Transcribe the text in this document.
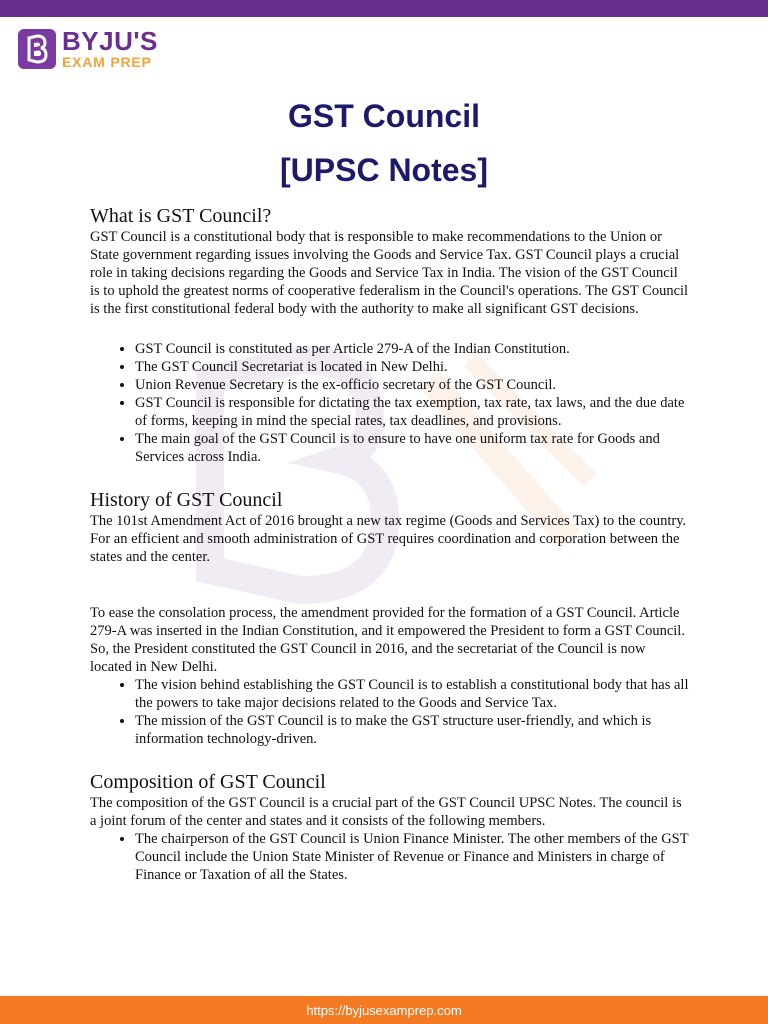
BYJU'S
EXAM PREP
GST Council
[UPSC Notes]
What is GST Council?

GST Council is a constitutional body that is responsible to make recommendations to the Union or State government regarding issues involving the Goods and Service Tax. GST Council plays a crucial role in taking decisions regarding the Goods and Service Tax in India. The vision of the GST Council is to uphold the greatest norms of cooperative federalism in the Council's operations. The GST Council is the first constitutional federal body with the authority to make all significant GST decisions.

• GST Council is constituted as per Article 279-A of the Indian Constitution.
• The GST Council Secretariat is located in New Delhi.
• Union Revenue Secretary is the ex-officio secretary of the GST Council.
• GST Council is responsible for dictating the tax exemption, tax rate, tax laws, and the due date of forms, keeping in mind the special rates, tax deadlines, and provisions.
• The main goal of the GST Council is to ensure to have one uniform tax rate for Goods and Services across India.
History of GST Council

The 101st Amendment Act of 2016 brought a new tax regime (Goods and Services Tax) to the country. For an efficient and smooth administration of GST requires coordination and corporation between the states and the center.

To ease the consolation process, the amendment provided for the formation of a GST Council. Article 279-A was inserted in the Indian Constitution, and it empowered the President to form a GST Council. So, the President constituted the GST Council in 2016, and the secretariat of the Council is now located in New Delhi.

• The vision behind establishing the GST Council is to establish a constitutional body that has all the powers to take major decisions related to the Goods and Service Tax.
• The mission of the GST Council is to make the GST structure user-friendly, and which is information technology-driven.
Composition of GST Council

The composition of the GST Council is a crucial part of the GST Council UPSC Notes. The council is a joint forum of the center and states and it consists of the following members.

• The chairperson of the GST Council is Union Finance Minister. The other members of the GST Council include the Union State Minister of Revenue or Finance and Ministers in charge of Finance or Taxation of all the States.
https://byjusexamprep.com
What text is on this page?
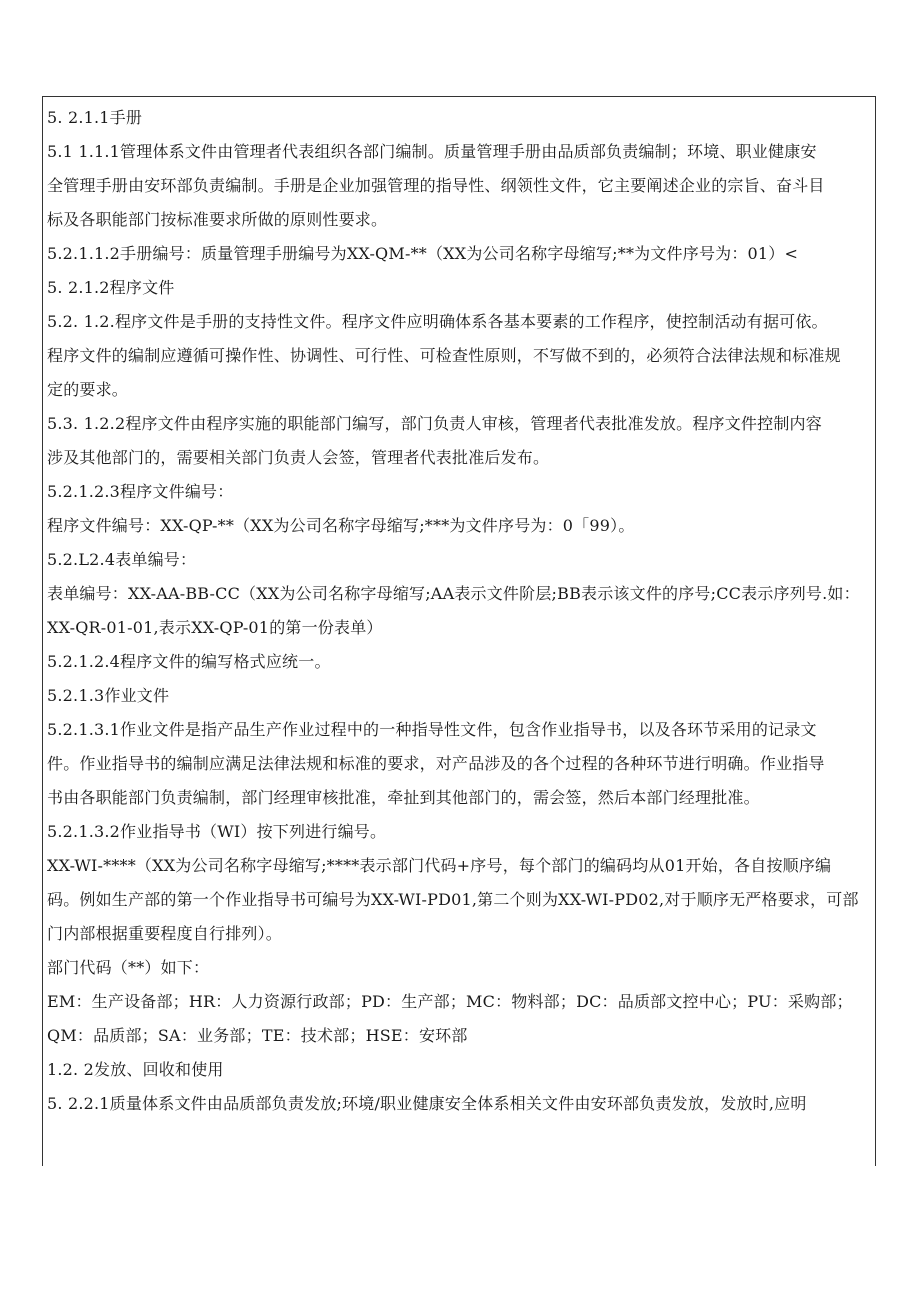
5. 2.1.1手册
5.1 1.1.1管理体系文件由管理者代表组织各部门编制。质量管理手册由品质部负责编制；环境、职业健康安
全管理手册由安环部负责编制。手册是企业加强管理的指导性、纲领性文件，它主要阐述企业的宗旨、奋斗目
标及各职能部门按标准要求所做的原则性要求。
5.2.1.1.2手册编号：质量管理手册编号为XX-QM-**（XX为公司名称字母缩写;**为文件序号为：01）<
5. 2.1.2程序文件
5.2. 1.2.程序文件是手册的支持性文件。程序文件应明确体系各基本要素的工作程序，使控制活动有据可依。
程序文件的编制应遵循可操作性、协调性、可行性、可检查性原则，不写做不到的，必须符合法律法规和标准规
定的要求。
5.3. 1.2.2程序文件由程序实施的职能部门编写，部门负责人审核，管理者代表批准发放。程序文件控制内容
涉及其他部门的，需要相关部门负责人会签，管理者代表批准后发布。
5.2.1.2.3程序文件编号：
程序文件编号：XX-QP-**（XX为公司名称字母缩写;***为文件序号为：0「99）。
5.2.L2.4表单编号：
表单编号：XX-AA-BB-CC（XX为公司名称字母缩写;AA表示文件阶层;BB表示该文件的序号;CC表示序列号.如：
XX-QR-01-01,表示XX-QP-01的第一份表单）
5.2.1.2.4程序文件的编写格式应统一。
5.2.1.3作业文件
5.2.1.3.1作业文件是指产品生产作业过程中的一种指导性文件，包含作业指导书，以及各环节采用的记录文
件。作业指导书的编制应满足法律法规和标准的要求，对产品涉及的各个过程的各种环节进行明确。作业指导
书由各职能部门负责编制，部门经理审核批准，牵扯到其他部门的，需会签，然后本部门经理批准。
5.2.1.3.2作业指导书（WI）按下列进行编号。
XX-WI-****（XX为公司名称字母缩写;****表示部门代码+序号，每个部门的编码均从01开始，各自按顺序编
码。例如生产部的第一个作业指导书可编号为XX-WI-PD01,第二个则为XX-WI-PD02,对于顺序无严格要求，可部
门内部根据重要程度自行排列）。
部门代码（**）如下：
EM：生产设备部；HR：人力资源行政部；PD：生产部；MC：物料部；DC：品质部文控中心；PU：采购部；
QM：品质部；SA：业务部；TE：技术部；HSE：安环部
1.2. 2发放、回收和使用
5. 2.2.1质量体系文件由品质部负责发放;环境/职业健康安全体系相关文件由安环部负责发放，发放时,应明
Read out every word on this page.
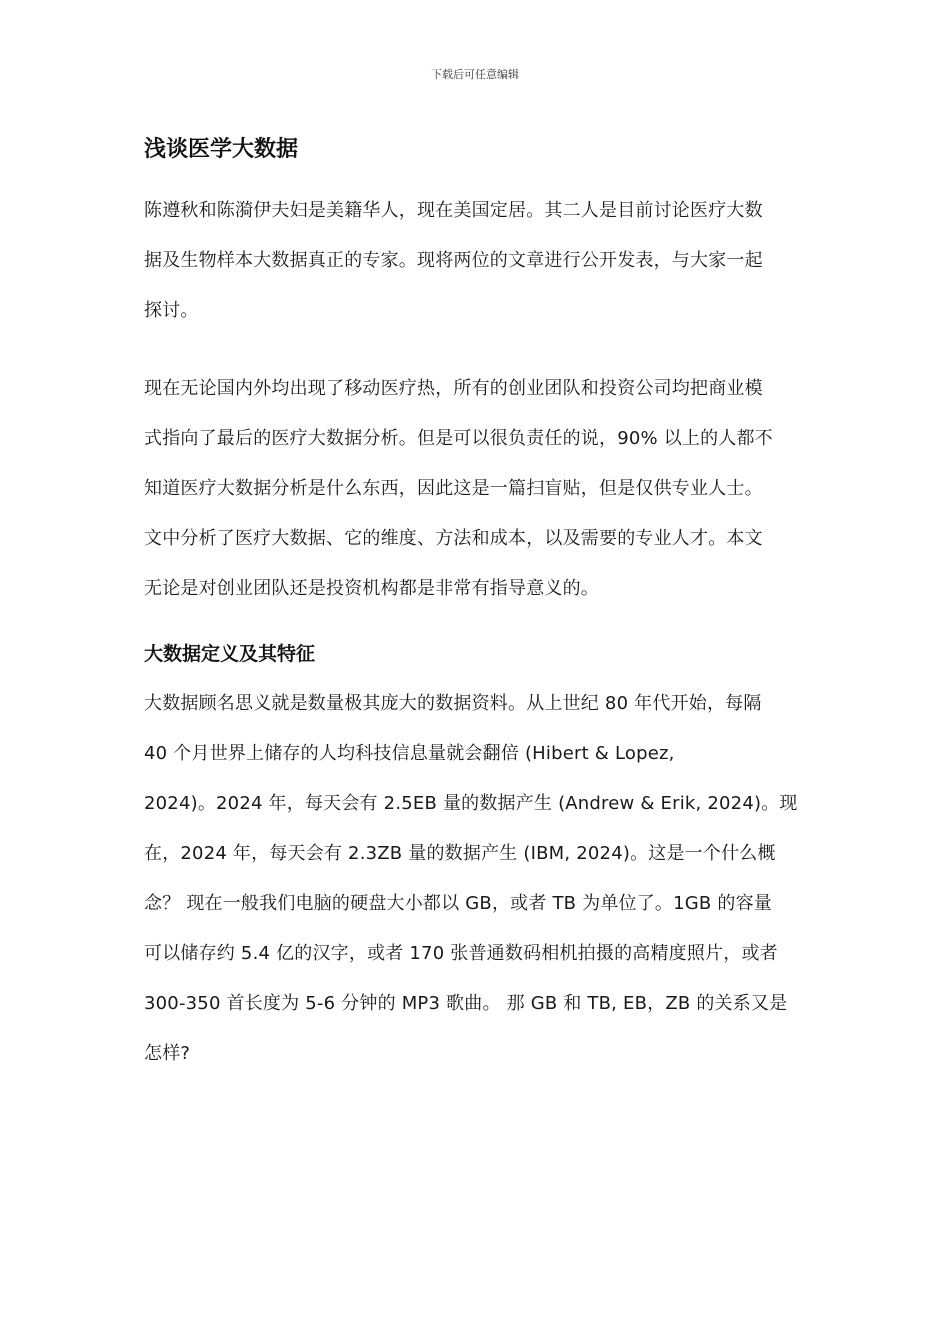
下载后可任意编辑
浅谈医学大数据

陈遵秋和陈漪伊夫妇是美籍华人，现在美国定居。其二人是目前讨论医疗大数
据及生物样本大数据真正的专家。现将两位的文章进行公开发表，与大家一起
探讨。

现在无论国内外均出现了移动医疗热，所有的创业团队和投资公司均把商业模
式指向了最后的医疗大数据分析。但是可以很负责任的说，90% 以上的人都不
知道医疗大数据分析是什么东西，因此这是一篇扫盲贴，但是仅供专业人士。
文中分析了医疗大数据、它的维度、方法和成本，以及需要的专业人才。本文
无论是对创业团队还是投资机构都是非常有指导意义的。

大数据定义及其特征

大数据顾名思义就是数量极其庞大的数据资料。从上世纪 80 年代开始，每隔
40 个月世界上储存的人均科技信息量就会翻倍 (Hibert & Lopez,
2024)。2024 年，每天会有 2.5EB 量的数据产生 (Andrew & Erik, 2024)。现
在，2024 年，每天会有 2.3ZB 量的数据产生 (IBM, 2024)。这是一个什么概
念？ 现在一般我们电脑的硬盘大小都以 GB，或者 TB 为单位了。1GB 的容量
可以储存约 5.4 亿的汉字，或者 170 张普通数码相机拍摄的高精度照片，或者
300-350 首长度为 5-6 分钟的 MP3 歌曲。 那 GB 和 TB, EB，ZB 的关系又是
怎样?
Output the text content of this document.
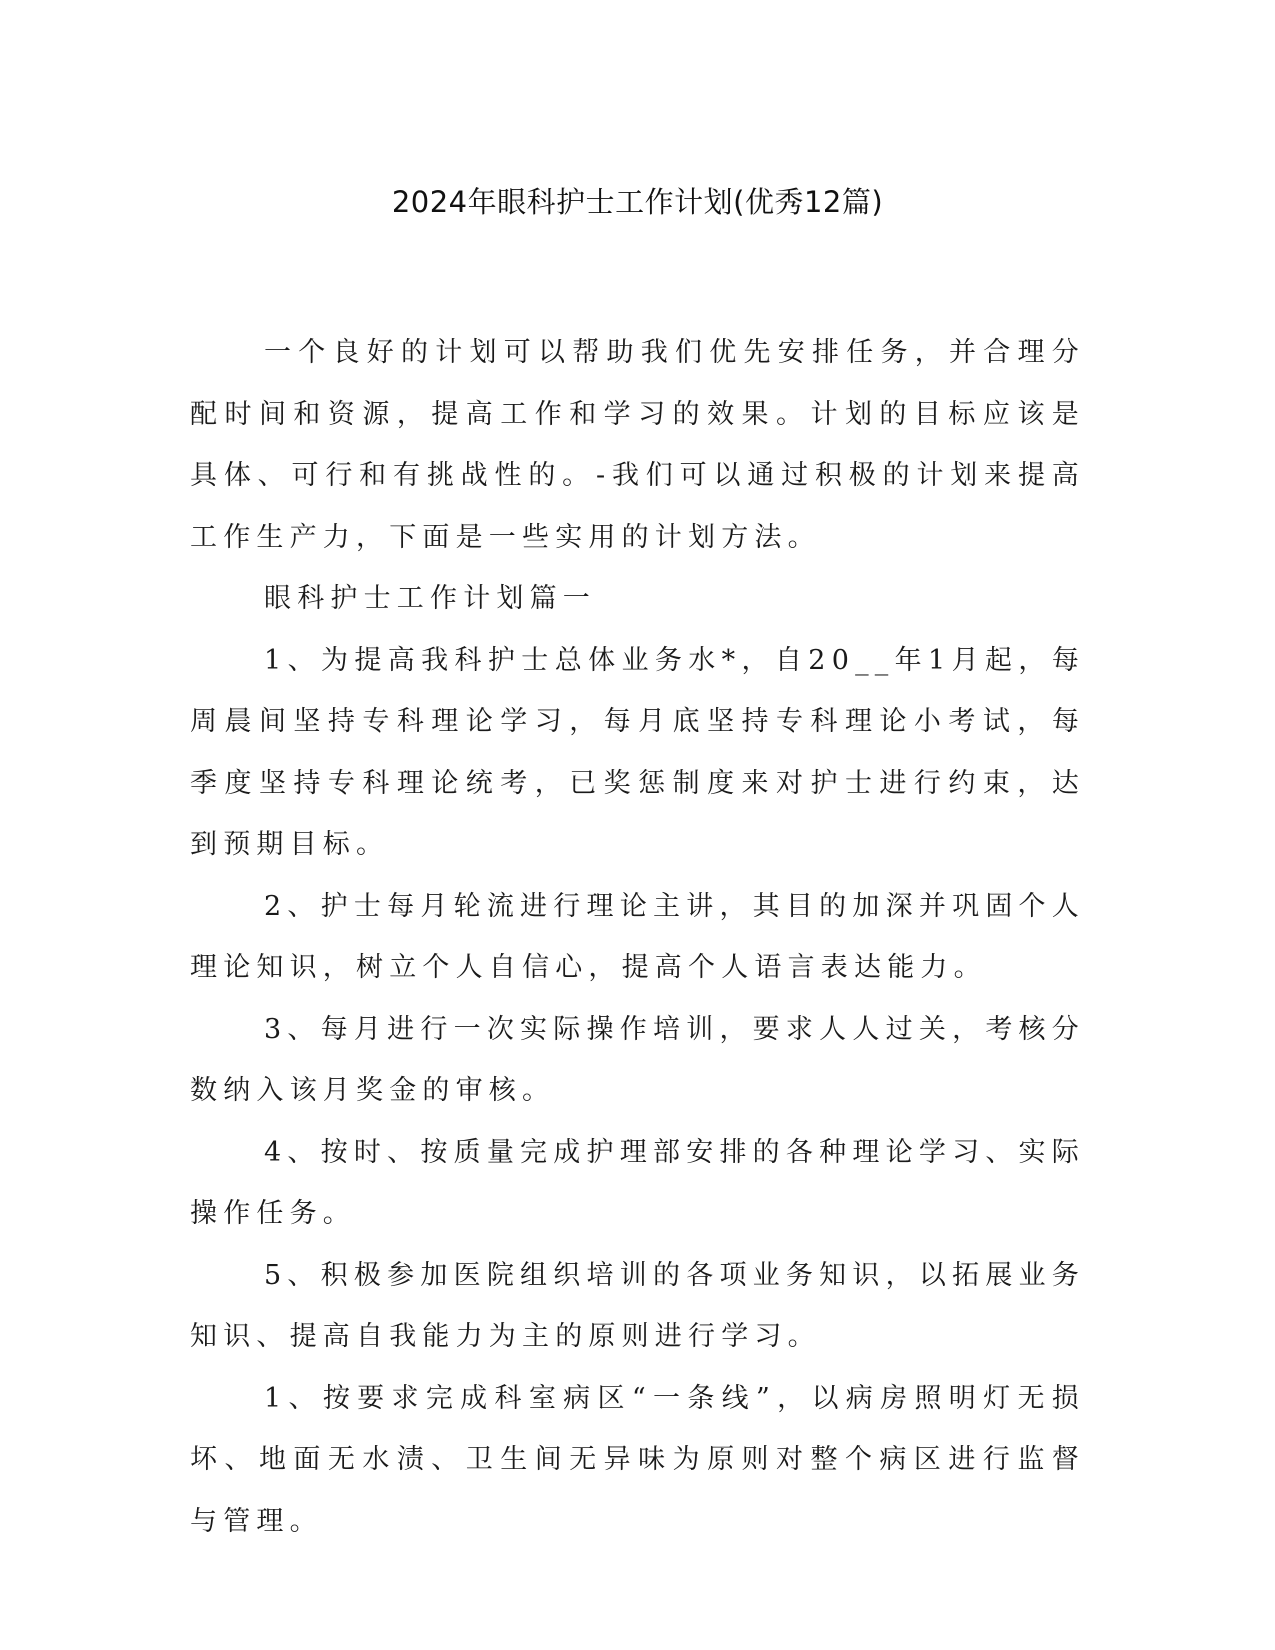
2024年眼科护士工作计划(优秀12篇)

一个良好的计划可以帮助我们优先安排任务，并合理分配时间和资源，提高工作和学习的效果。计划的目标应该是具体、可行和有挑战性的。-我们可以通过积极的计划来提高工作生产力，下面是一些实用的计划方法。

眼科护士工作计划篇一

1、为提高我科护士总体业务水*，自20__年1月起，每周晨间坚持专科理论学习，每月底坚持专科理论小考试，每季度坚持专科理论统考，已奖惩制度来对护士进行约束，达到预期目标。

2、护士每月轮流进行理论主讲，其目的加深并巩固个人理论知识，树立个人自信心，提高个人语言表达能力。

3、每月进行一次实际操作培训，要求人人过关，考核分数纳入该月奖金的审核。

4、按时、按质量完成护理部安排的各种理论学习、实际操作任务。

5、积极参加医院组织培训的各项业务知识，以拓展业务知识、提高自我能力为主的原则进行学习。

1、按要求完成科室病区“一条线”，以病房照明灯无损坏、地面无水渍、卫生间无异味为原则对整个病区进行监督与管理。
--------------------------------
The task >>
Excluding the pictures, restate the records above word for word.

Written response >>
Transcribe the text in this document.
BYJU'S
EXAM PREP
GST Council
[UPSC Notes]
What is GST Council?

GST Council is a constitutional body that is responsible to make recommendations to the Union or State government regarding issues involving the Goods and Service Tax. GST Council plays a crucial role in taking decisions regarding the Goods and Service Tax in India. The vision of the GST Council is to uphold the greatest norms of cooperative federalism in the Council's operations. The GST Council is the first constitutional federal body with the authority to make all significant GST decisions.

• GST Council is constituted as per Article 279-A of the Indian Constitution.
• The GST Council Secretariat is located in New Delhi.
• Union Revenue Secretary is the ex-officio secretary of the GST Council.
• GST Council is responsible for dictating the tax exemption, tax rate, tax laws, and the due date of forms, keeping in mind the special rates, tax deadlines, and provisions.
• The main goal of the GST Council is to ensure to have one uniform tax rate for Goods and Services across India.
History of GST Council

The 101st Amendment Act of 2016 brought a new tax regime (Goods and Services Tax) to the country. For an efficient and smooth administration of GST requires coordination and corporation between the states and the center.

To ease the consolation process, the amendment provided for the formation of a GST Council. Article 279-A was inserted in the Indian Constitution, and it empowered the President to form a GST Council. So, the President constituted the GST Council in 2016, and the secretariat of the Council is now located in New Delhi.

• The vision behind establishing the GST Council is to establish a constitutional body that has all the powers to take major decisions related to the Goods and Service Tax.
• The mission of the GST Council is to make the GST structure user-friendly, and which is information technology-driven.
Composition of GST Council

The composition of the GST Council is a crucial part of the GST Council UPSC Notes. The council is a joint forum of the center and states and it consists of the following members.

• The chairperson of the GST Council is Union Finance Minister. The other members of the GST Council include the Union State Minister of Revenue or Finance and Ministers in charge of Finance or Taxation of all the States.
https://byjusexamprep.com
What text is on this page?
5. 2.1.1手册
5.1 1.1.1管理体系文件由管理者代表组织各部门编制。质量管理手册由品质部负责编制；环境、职业健康安
全管理手册由安环部负责编制。手册是企业加强管理的指导性、纲领性文件，它主要阐述企业的宗旨、奋斗目
标及各职能部门按标准要求所做的原则性要求。
5.2.1.1.2手册编号：质量管理手册编号为XX-QM-**（XX为公司名称字母缩写;**为文件序号为：01）<
5. 2.1.2程序文件
5.2. 1.2.程序文件是手册的支持性文件。程序文件应明确体系各基本要素的工作程序，使控制活动有据可依。
程序文件的编制应遵循可操作性、协调性、可行性、可检查性原则，不写做不到的，必须符合法律法规和标准规
定的要求。
5.3. 1.2.2程序文件由程序实施的职能部门编写，部门负责人审核，管理者代表批准发放。程序文件控制内容
涉及其他部门的，需要相关部门负责人会签，管理者代表批准后发布。
5.2.1.2.3程序文件编号：
程序文件编号：XX-QP-**（XX为公司名称字母缩写;***为文件序号为：0「99）。
5.2.L2.4表单编号：
表单编号：XX-AA-BB-CC（XX为公司名称字母缩写;AA表示文件阶层;BB表示该文件的序号;CC表示序列号.如：
XX-QR-01-01,表示XX-QP-01的第一份表单）
5.2.1.2.4程序文件的编写格式应统一。
5.2.1.3作业文件
5.2.1.3.1作业文件是指产品生产作业过程中的一种指导性文件，包含作业指导书，以及各环节采用的记录文
件。作业指导书的编制应满足法律法规和标准的要求，对产品涉及的各个过程的各种环节进行明确。作业指导
书由各职能部门负责编制，部门经理审核批准，牵扯到其他部门的，需会签，然后本部门经理批准。
5.2.1.3.2作业指导书（WI）按下列进行编号。
XX-WI-****（XX为公司名称字母缩写;****表示部门代码+序号，每个部门的编码均从01开始，各自按顺序编
码。例如生产部的第一个作业指导书可编号为XX-WI-PD01,第二个则为XX-WI-PD02,对于顺序无严格要求，可部
门内部根据重要程度自行排列）。
部门代码（**）如下：
EM：生产设备部；HR：人力资源行政部；PD：生产部；MC：物料部；DC：品质部文控中心；PU：采购部；
QM：品质部；SA：业务部；TE：技术部；HSE：安环部
1.2. 2发放、回收和使用
5. 2.2.1质量体系文件由品质部负责发放;环境/职业健康安全体系相关文件由安环部负责发放，发放时,应明
Read out every word on this page.
下载后可任意编辑
浅谈医学大数据

陈遵秋和陈漪伊夫妇是美籍华人，现在美国定居。其二人是目前讨论医疗大数
据及生物样本大数据真正的专家。现将两位的文章进行公开发表，与大家一起
探讨。

现在无论国内外均出现了移动医疗热，所有的创业团队和投资公司均把商业模
式指向了最后的医疗大数据分析。但是可以很负责任的说，90% 以上的人都不
知道医疗大数据分析是什么东西，因此这是一篇扫盲贴，但是仅供专业人士。
文中分析了医疗大数据、它的维度、方法和成本，以及需要的专业人才。本文
无论是对创业团队还是投资机构都是非常有指导意义的。

大数据定义及其特征

大数据顾名思义就是数量极其庞大的数据资料。从上世纪 80 年代开始，每隔
40 个月世界上储存的人均科技信息量就会翻倍 (Hibert & Lopez,
2024)。2024 年，每天会有 2.5EB 量的数据产生 (Andrew & Erik, 2024)。现
在，2024 年，每天会有 2.3ZB 量的数据产生 (IBM, 2024)。这是一个什么概
念？ 现在一般我们电脑的硬盘大小都以 GB，或者 TB 为单位了。1GB 的容量
可以储存约 5.4 亿的汉字，或者 170 张普通数码相机拍摄的高精度照片，或者
300-350 首长度为 5-6 分钟的 MP3 歌曲。 那 GB 和 TB, EB，ZB 的关系又是
怎样?
Output the text content of this document.
2024年眼科护士工作计划(优秀12篇)

一个良好的计划可以帮助我们优先安排任务，并合理分配时间和资源，提高工作和学习的效果。计划的目标应该是具体、可行和有挑战性的。-我们可以通过积极的计划来提高工作生产力，下面是一些实用的计划方法。

眼科护士工作计划篇一

1、为提高我科护士总体业务水*，自20__年1月起，每周晨间坚持专科理论学习，每月底坚持专科理论小考试，每季度坚持专科理论统考，已奖惩制度来对护士进行约束，达到预期目标。

2、护士每月轮流进行理论主讲，其目的加深并巩固个人理论知识，树立个人自信心，提高个人语言表达能力。

3、每月进行一次实际操作培训，要求人人过关，考核分数纳入该月奖金的审核。

4、按时、按质量完成护理部安排的各种理论学习、实际操作任务。

5、积极参加医院组织培训的各项业务知识，以拓展业务知识、提高自我能力为主的原则进行学习。

1、按要求完成科室病区“一条线”，以病房照明灯无损坏、地面无水渍、卫生间无异味为原则对整个病区进行监督与管理。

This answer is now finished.